(Entries from a visual dataset)
----

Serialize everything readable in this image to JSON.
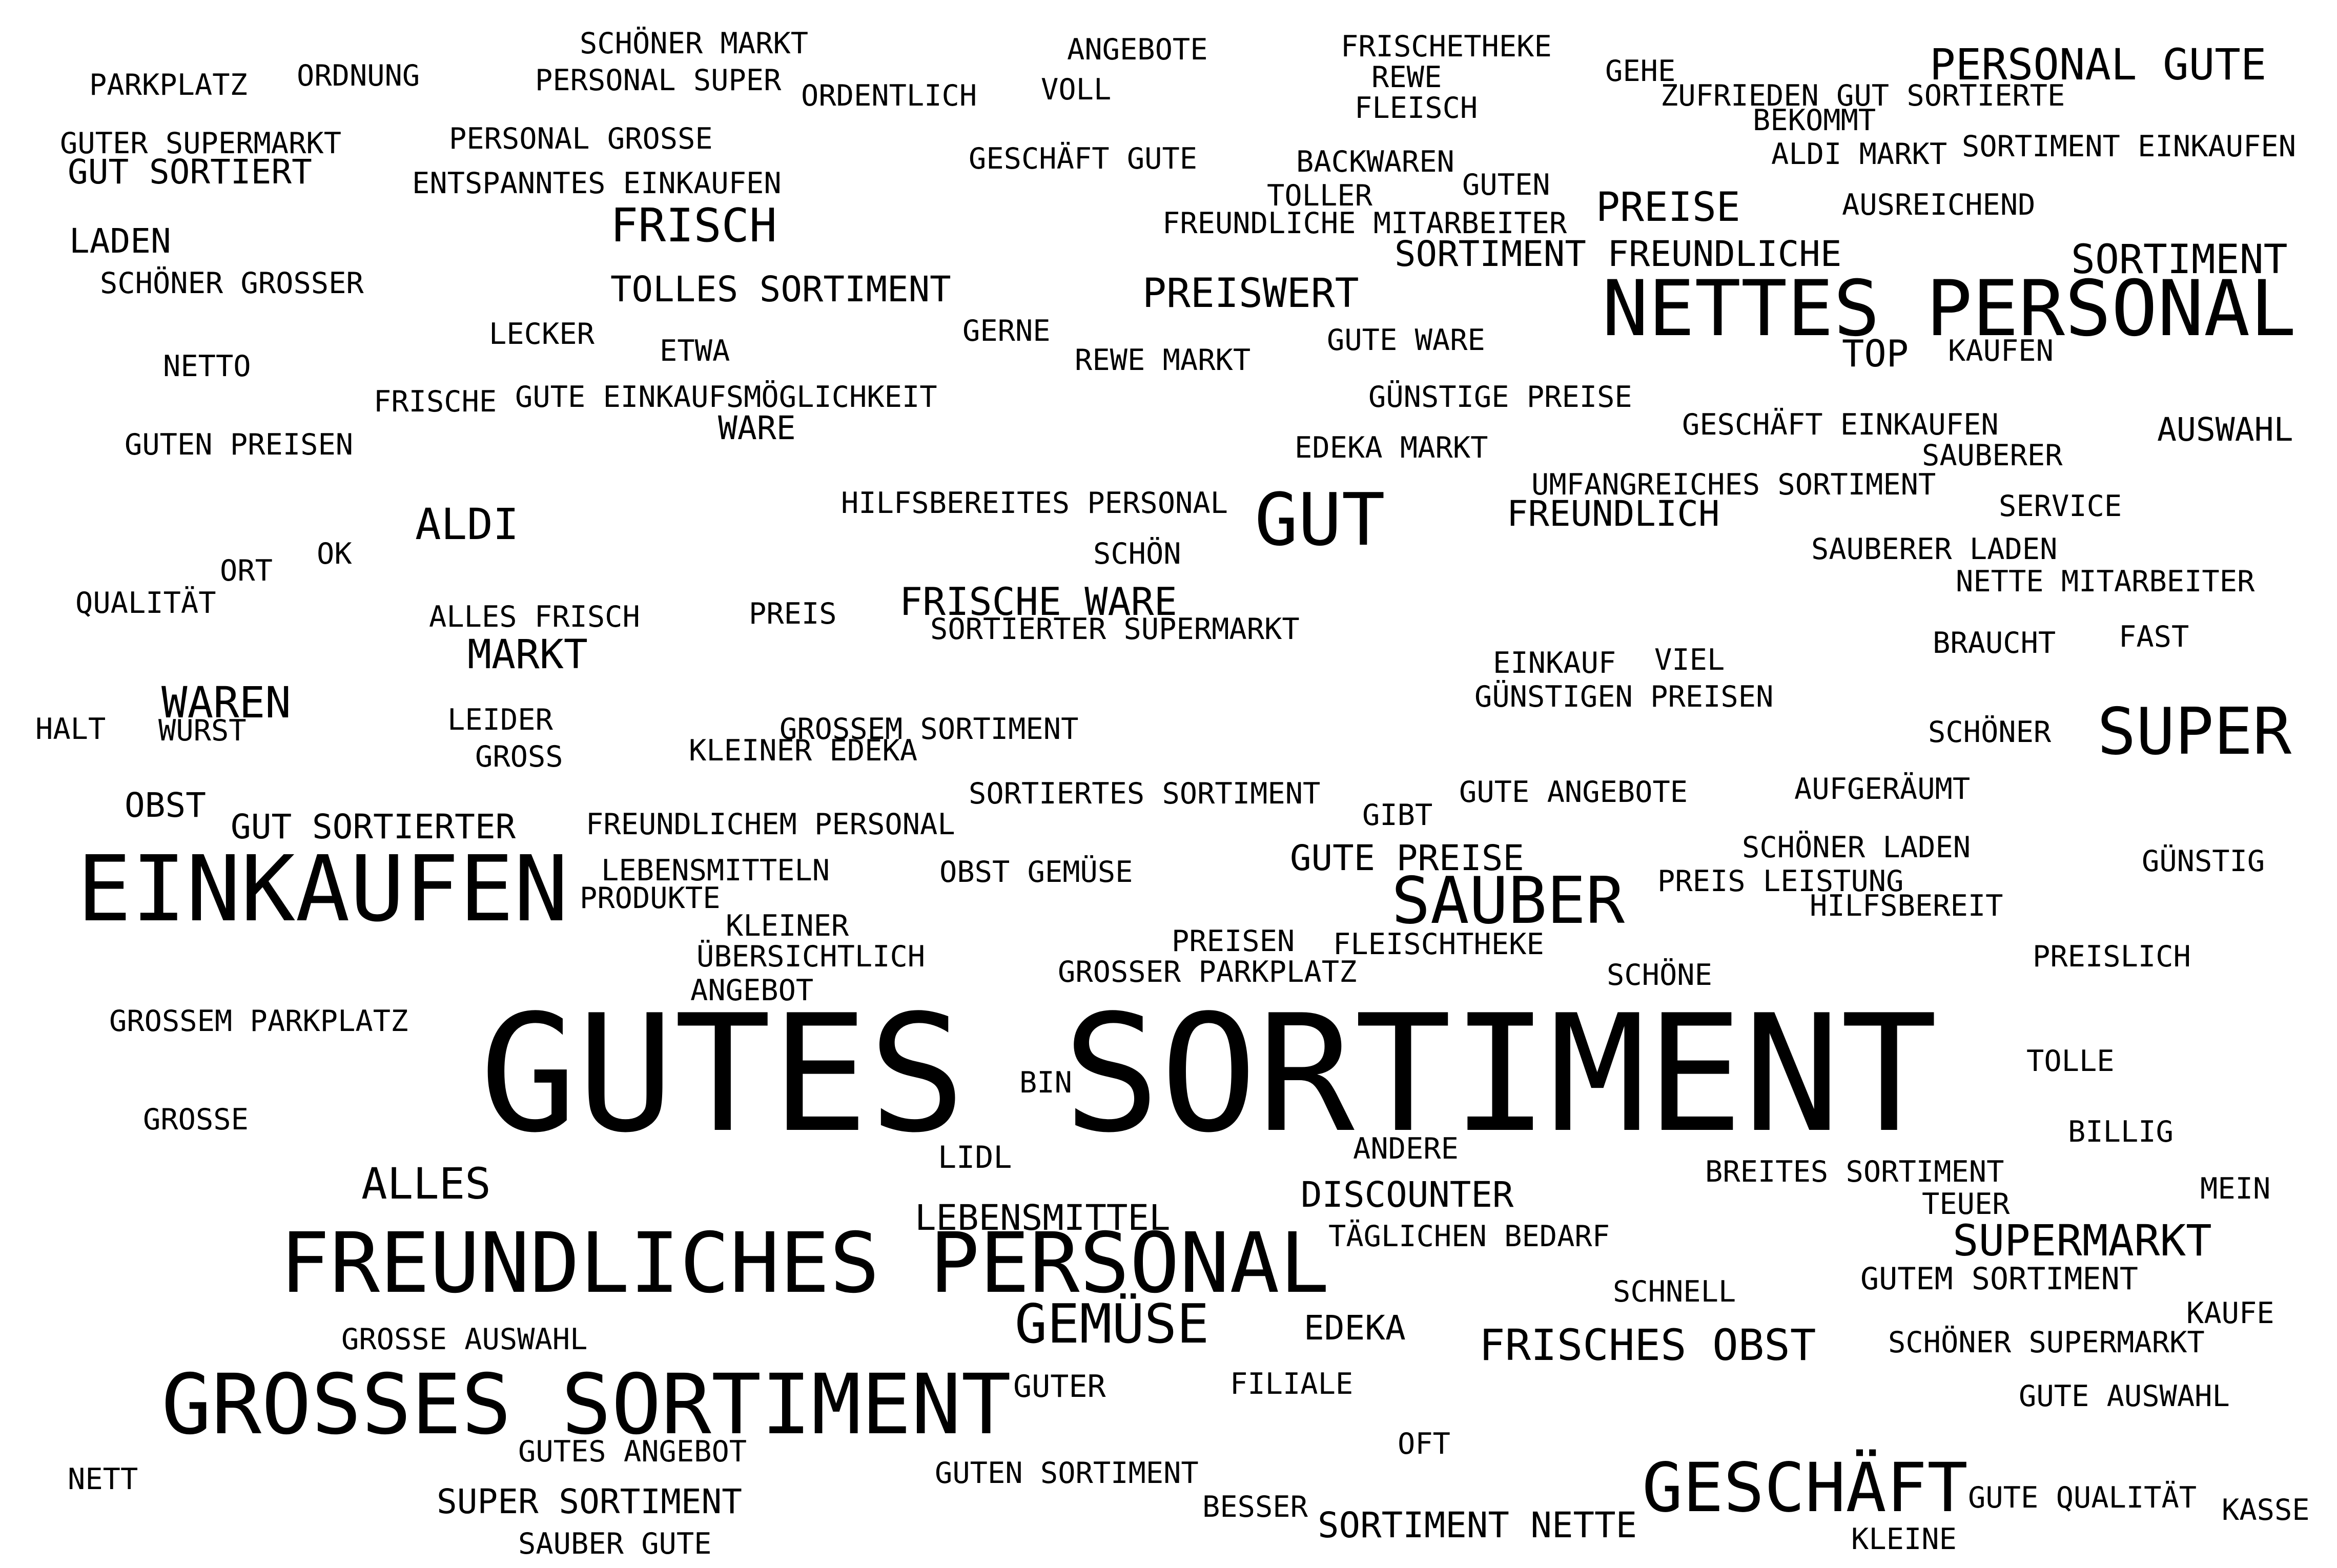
{
  "text_color": "#000000",
  "background_color": "#ffffff",
  "words": [
    "GUTES SORTIMENT",
    "FREUNDLICHES PERSONAL",
    "GROSSES SORTIMENT",
    "EINKAUFEN",
    "NETTES PERSONAL",
    "GESCHÄFT",
    "SAUBER",
    "GUT",
    "SUPER",
    "GEMÜSE",
    "FRISCH",
    "SUPERMARKT",
    "PERSONAL GUTE",
    "SORTIMENT",
    "ALDI",
    "FRISCHES OBST",
    "PREISWERT",
    "PREISE",
    "TOLLES SORTIMENT",
    "ALLES",
    "MARKT",
    "FRISCHE WARE",
    "WAREN",
    "SORTIMENT FREUNDLICHE",
    "GUTE PREISE",
    "FREUNDLICH",
    "DISCOUNTER",
    "LEBENSMITTEL",
    "SUPER SORTIMENT",
    "GUT SORTIERTER",
    "SORTIMENT NETTE",
    "EDEKA",
    "GUT SORTIERT",
    "LADEN",
    "OBST",
    "TOP",
    "AUSWAHL",
    "PARKPLATZ",
    "ORDNUNG",
    "SCHÖNER MARKT",
    "PERSONAL SUPER",
    "ORDENTLICH",
    "ANGEBOTE",
    "VOLL",
    "FRISCHETHEKE",
    "REWE",
    "FLEISCH",
    "GEHE",
    "ZUFRIEDEN GUT SORTIERTE",
    "BEKOMMT",
    "ALDI MARKT",
    "SORTIMENT EINKAUFEN",
    "GUTER SUPERMARKT",
    "PERSONAL GROSSE",
    "GESCHÄFT GUTE",
    "BACKWAREN",
    "GUTEN",
    "TOLLER",
    "ENTSPANNTES EINKAUFEN",
    "AUSREICHEND",
    "FREUNDLICHE MITARBEITER",
    "SCHÖNER GROSSER",
    "LECKER",
    "ETWA",
    "GERNE",
    "REWE MARKT",
    "GUTE WARE",
    "KAUFEN",
    "NETTO",
    "FRISCHE",
    "GUTE EINKAUFSMÖGLICHKEIT",
    "GÜNSTIGE PREISE",
    "GESCHÄFT EINKAUFEN",
    "WARE",
    "GUTEN PREISEN",
    "EDEKA MARKT",
    "SAUBERER",
    "UMFANGREICHES SORTIMENT",
    "HILFSBEREITES PERSONAL",
    "SERVICE",
    "SCHÖN",
    "SAUBERER LADEN",
    "OK",
    "ORT",
    "NETTE MITARBEITER",
    "QUALITÄT",
    "ALLES FRISCH",
    "PREIS",
    "SORTIERTER SUPERMARKT",
    "BRAUCHT",
    "FAST",
    "EINKAUF",
    "VIEL",
    "GÜNSTIGEN PREISEN",
    "LEIDER",
    "HALT",
    "WURST",
    "GROSSEM SORTIMENT",
    "SCHÖNER",
    "GROSS",
    "KLEINER EDEKA",
    "SORTIERTES SORTIMENT",
    "GUTE ANGEBOTE",
    "AUFGERÄUMT",
    "GIBT",
    "FREUNDLICHEM PERSONAL",
    "SCHÖNER LADEN",
    "LEBENSMITTELN",
    "OBST GEMÜSE",
    "GÜNSTIG",
    "PREIS LEISTUNG",
    "PRODUKTE",
    "HILFSBEREIT",
    "KLEINER",
    "PREISEN",
    "FLEISCHTHEKE",
    "ÜBERSICHTLICH",
    "PREISLICH",
    "GROSSER PARKPLATZ",
    "SCHÖNE",
    "ANGEBOT",
    "GROSSEM PARKPLATZ",
    "TOLLE",
    "BIN",
    "GROSSE",
    "BILLIG",
    "ANDERE",
    "LIDL",
    "BREITES SORTIMENT",
    "MEIN",
    "TEUER",
    "TÄGLICHEN BEDARF",
    "GUTEM SORTIMENT",
    "SCHNELL",
    "KAUFE",
    "GROSSE AUSWAHL",
    "SCHÖNER SUPERMARKT",
    "FILIALE",
    "GUTER",
    "GUTE AUSWAHL",
    "OFT",
    "GUTES ANGEBOT",
    "NETT",
    "GUTEN SORTIMENT",
    "GUTE QUALITÄT",
    "KASSE",
    "BESSER",
    "SAUBER GUTE",
    "KLEINE"
  ]
}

----

TASK: Omit each picture, then return all of the listing exactly as it stands.

RESPONSE FOR THIS EXERCISE:
Serialize everything readable in this image to JSON.
{
  "text_color": "#000000",
  "background_color": "#ffffff",
  "words": [
    "GUTES SORTIMENT",
    "FREUNDLICHES PERSONAL",
    "GROSSES SORTIMENT",
    "EINKAUFEN",
    "NETTES PERSONAL",
    "GESCHÄFT",
    "SAUBER",
    "GUT",
    "SUPER",
    "GEMÜSE",
    "FRISCH",
    "SUPERMARKT",
    "PERSONAL GUTE",
    "SORTIMENT",
    "ALDI",
    "FRISCHES OBST",
    "PREISWERT",
    "PREISE",
    "TOLLES SORTIMENT",
    "ALLES",
    "MARKT",
    "FRISCHE WARE",
    "WAREN",
    "SORTIMENT FREUNDLICHE",
    "GUTE PREISE",
    "FREUNDLICH",
    "DISCOUNTER",
    "LEBENSMITTEL",
    "SUPER SORTIMENT",
    "GUT SORTIERTER",
    "SORTIMENT NETTE",
    "EDEKA",
    "GUT SORTIERT",
    "LADEN",
    "OBST",
    "TOP",
    "AUSWAHL",
    "PARKPLATZ",
    "ORDNUNG",
    "SCHÖNER MARKT",
    "PERSONAL SUPER",
    "ORDENTLICH",
    "ANGEBOTE",
    "VOLL",
    "FRISCHETHEKE",
    "REWE",
    "FLEISCH",
    "GEHE",
    "ZUFRIEDEN GUT SORTIERTE",
    "BEKOMMT",
    "ALDI MARKT",
    "SORTIMENT EINKAUFEN",
    "GUTER SUPERMARKT",
    "PERSONAL GROSSE",
    "GESCHÄFT GUTE",
    "BACKWAREN",
    "GUTEN",
    "TOLLER",
    "ENTSPANNTES EINKAUFEN",
    "AUSREICHEND",
    "FREUNDLICHE MITARBEITER",
    "SCHÖNER GROSSER",
    "LECKER",
    "ETWA",
    "GERNE",
    "REWE MARKT",
    "GUTE WARE",
    "KAUFEN",
    "NETTO",
    "FRISCHE",
    "GUTE EINKAUFSMÖGLICHKEIT",
    "GÜNSTIGE PREISE",
    "GESCHÄFT EINKAUFEN",
    "WARE",
    "GUTEN PREISEN",
    "EDEKA MARKT",
    "SAUBERER",
    "UMFANGREICHES SORTIMENT",
    "HILFSBEREITES PERSONAL",
    "SERVICE",
    "SCHÖN",
    "SAUBERER LADEN",
    "OK",
    "ORT",
    "NETTE MITARBEITER",
    "QUALITÄT",
    "ALLES FRISCH",
    "PREIS",
    "SORTIERTER SUPERMARKT",
    "BRAUCHT",
    "FAST",
    "EINKAUF",
    "VIEL",
    "GÜNSTIGEN PREISEN",
    "LEIDER",
    "HALT",
    "WURST",
    "GROSSEM SORTIMENT",
    "SCHÖNER",
    "GROSS",
    "KLEINER EDEKA",
    "SORTIERTES SORTIMENT",
    "GUTE ANGEBOTE",
    "AUFGERÄUMT",
    "GIBT",
    "FREUNDLICHEM PERSONAL",
    "SCHÖNER LADEN",
    "LEBENSMITTELN",
    "OBST GEMÜSE",
    "GÜNSTIG",
    "PREIS LEISTUNG",
    "PRODUKTE",
    "HILFSBEREIT",
    "KLEINER",
    "PREISEN",
    "FLEISCHTHEKE",
    "ÜBERSICHTLICH",
    "PREISLICH",
    "GROSSER PARKPLATZ",
    "SCHÖNE",
    "ANGEBOT",
    "GROSSEM PARKPLATZ",
    "TOLLE",
    "BIN",
    "GROSSE",
    "BILLIG",
    "ANDERE",
    "LIDL",
    "BREITES SORTIMENT",
    "MEIN",
    "TEUER",
    "TÄGLICHEN BEDARF",
    "GUTEM SORTIMENT",
    "SCHNELL",
    "KAUFE",
    "GROSSE AUSWAHL",
    "SCHÖNER SUPERMARKT",
    "FILIALE",
    "GUTER",
    "GUTE AUSWAHL",
    "OFT",
    "GUTES ANGEBOT",
    "NETT",
    "GUTEN SORTIMENT",
    "GUTE QUALITÄT",
    "KASSE",
    "BESSER",
    "SAUBER GUTE",
    "KLEINE"
  ]
}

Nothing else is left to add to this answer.